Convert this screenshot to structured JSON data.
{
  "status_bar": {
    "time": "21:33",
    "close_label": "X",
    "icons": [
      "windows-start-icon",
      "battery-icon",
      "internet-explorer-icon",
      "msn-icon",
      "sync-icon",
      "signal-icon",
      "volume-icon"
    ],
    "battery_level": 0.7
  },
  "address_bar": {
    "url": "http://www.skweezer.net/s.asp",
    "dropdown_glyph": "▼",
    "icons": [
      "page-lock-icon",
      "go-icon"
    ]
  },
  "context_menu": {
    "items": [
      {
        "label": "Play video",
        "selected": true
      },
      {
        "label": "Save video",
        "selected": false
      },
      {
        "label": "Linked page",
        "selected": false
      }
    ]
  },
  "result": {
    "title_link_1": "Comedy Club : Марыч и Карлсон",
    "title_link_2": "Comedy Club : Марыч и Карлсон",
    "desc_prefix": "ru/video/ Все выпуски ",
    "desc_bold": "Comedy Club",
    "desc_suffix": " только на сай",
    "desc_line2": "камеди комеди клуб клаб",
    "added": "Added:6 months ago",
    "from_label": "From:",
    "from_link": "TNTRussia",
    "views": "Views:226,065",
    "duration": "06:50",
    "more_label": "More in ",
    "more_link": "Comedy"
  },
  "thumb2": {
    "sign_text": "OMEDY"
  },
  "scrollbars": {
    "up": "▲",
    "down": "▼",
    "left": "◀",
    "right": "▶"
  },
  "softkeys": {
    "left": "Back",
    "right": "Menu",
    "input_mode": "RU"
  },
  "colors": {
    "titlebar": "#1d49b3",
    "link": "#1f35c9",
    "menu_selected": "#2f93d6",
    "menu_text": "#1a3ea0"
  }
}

» Task objective
Check every line of the data, and copy the ones that contain "Comedy".

» Exercise answer
    "title_link_1": "Comedy Club : Марыч и Карлсон",
    "title_link_2": "Comedy Club : Марыч и Карлсон",
    "desc_bold": "Comedy Club",
    "more_link": "Comedy"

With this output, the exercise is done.